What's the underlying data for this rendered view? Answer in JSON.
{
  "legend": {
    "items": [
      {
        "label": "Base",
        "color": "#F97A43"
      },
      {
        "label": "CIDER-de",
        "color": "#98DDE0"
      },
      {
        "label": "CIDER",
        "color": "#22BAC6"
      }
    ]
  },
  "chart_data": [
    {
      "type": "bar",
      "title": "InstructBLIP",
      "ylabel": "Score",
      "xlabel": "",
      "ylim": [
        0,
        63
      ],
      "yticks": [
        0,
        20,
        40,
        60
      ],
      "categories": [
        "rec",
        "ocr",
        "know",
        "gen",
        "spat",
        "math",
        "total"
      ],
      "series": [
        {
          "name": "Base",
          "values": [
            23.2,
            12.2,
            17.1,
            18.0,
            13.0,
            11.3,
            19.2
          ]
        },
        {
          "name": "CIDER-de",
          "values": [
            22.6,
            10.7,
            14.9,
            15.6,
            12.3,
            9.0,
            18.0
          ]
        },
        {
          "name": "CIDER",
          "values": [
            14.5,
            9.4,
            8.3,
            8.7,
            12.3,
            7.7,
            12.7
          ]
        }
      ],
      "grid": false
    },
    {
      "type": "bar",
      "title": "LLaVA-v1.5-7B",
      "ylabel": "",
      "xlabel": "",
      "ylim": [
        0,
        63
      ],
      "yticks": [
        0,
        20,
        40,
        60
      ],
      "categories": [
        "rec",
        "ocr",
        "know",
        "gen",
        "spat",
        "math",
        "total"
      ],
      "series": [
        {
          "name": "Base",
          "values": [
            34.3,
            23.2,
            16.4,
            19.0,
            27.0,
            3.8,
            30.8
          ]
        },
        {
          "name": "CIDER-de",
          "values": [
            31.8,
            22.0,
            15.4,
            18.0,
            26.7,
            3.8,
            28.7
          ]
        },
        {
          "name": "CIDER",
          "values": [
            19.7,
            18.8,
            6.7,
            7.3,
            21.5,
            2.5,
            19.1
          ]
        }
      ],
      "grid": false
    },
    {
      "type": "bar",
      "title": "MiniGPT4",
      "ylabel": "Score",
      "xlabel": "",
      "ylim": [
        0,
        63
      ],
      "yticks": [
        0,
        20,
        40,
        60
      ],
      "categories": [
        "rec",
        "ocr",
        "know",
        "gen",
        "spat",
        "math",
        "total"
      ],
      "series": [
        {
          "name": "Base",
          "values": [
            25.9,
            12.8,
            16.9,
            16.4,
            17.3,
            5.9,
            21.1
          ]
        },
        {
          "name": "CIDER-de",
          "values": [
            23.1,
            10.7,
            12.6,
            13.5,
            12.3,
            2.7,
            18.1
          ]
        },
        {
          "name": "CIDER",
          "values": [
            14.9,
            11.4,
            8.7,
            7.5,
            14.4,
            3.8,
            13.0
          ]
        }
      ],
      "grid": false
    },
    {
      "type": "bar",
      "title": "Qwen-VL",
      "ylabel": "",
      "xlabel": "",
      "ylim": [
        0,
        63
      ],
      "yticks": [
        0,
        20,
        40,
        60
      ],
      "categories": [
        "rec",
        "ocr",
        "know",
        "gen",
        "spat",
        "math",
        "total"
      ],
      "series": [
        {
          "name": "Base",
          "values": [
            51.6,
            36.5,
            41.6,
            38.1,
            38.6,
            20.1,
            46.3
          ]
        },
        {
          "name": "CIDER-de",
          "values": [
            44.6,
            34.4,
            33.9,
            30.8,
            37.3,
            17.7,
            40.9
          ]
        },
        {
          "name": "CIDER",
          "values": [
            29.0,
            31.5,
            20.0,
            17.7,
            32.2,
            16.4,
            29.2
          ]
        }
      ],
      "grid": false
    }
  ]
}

━━━

=== Instructions to follow ===
All of the lines above need to be given again exactly.

=== Answer ===
What's the underlying data for this rendered view? Answer in JSON.
{
  "legend": {
    "items": [
      {
        "label": "Base",
        "color": "#F97A43"
      },
      {
        "label": "CIDER-de",
        "color": "#98DDE0"
      },
      {
        "label": "CIDER",
        "color": "#22BAC6"
      }
    ]
  },
  "chart_data": [
    {
      "type": "bar",
      "title": "InstructBLIP",
      "ylabel": "Score",
      "xlabel": "",
      "ylim": [
        0,
        63
      ],
      "yticks": [
        0,
        20,
        40,
        60
      ],
      "categories": [
        "rec",
        "ocr",
        "know",
        "gen",
        "spat",
        "math",
        "total"
      ],
      "series": [
        {
          "name": "Base",
          "values": [
            23.2,
            12.2,
            17.1,
            18.0,
            13.0,
            11.3,
            19.2
          ]
        },
        {
          "name": "CIDER-de",
          "values": [
            22.6,
            10.7,
            14.9,
            15.6,
            12.3,
            9.0,
            18.0
          ]
        },
        {
          "name": "CIDER",
          "values": [
            14.5,
            9.4,
            8.3,
            8.7,
            12.3,
            7.7,
            12.7
          ]
        }
      ],
      "grid": false
    },
    {
      "type": "bar",
      "title": "LLaVA-v1.5-7B",
      "ylabel": "",
      "xlabel": "",
      "ylim": [
        0,
        63
      ],
      "yticks": [
        0,
        20,
        40,
        60
      ],
      "categories": [
        "rec",
        "ocr",
        "know",
        "gen",
        "spat",
        "math",
        "total"
      ],
      "series": [
        {
          "name": "Base",
          "values": [
            34.3,
            23.2,
            16.4,
            19.0,
            27.0,
            3.8,
            30.8
          ]
        },
        {
          "name": "CIDER-de",
          "values": [
            31.8,
            22.0,
            15.4,
            18.0,
            26.7,
            3.8,
            28.7
          ]
        },
        {
          "name": "CIDER",
          "values": [
            19.7,
            18.8,
            6.7,
            7.3,
            21.5,
            2.5,
            19.1
          ]
        }
      ],
      "grid": false
    },
    {
      "type": "bar",
      "title": "MiniGPT4",
      "ylabel": "Score",
      "xlabel": "",
      "ylim": [
        0,
        63
      ],
      "yticks": [
        0,
        20,
        40,
        60
      ],
      "categories": [
        "rec",
        "ocr",
        "know",
        "gen",
        "spat",
        "math",
        "total"
      ],
      "series": [
        {
          "name": "Base",
          "values": [
            25.9,
            12.8,
            16.9,
            16.4,
            17.3,
            5.9,
            21.1
          ]
        },
        {
          "name": "CIDER-de",
          "values": [
            23.1,
            10.7,
            12.6,
            13.5,
            12.3,
            2.7,
            18.1
          ]
        },
        {
          "name": "CIDER",
          "values": [
            14.9,
            11.4,
            8.7,
            7.5,
            14.4,
            3.8,
            13.0
          ]
        }
      ],
      "grid": false
    },
    {
      "type": "bar",
      "title": "Qwen-VL",
      "ylabel": "",
      "xlabel": "",
      "ylim": [
        0,
        63
      ],
      "yticks": [
        0,
        20,
        40,
        60
      ],
      "categories": [
        "rec",
        "ocr",
        "know",
        "gen",
        "spat",
        "math",
        "total"
      ],
      "series": [
        {
          "name": "Base",
          "values": [
            51.6,
            36.5,
            41.6,
            38.1,
            38.6,
            20.1,
            46.3
          ]
        },
        {
          "name": "CIDER-de",
          "values": [
            44.6,
            34.4,
            33.9,
            30.8,
            37.3,
            17.7,
            40.9
          ]
        },
        {
          "name": "CIDER",
          "values": [
            29.0,
            31.5,
            20.0,
            17.7,
            32.2,
            16.4,
            29.2
          ]
        }
      ],
      "grid": false
    }
  ]
}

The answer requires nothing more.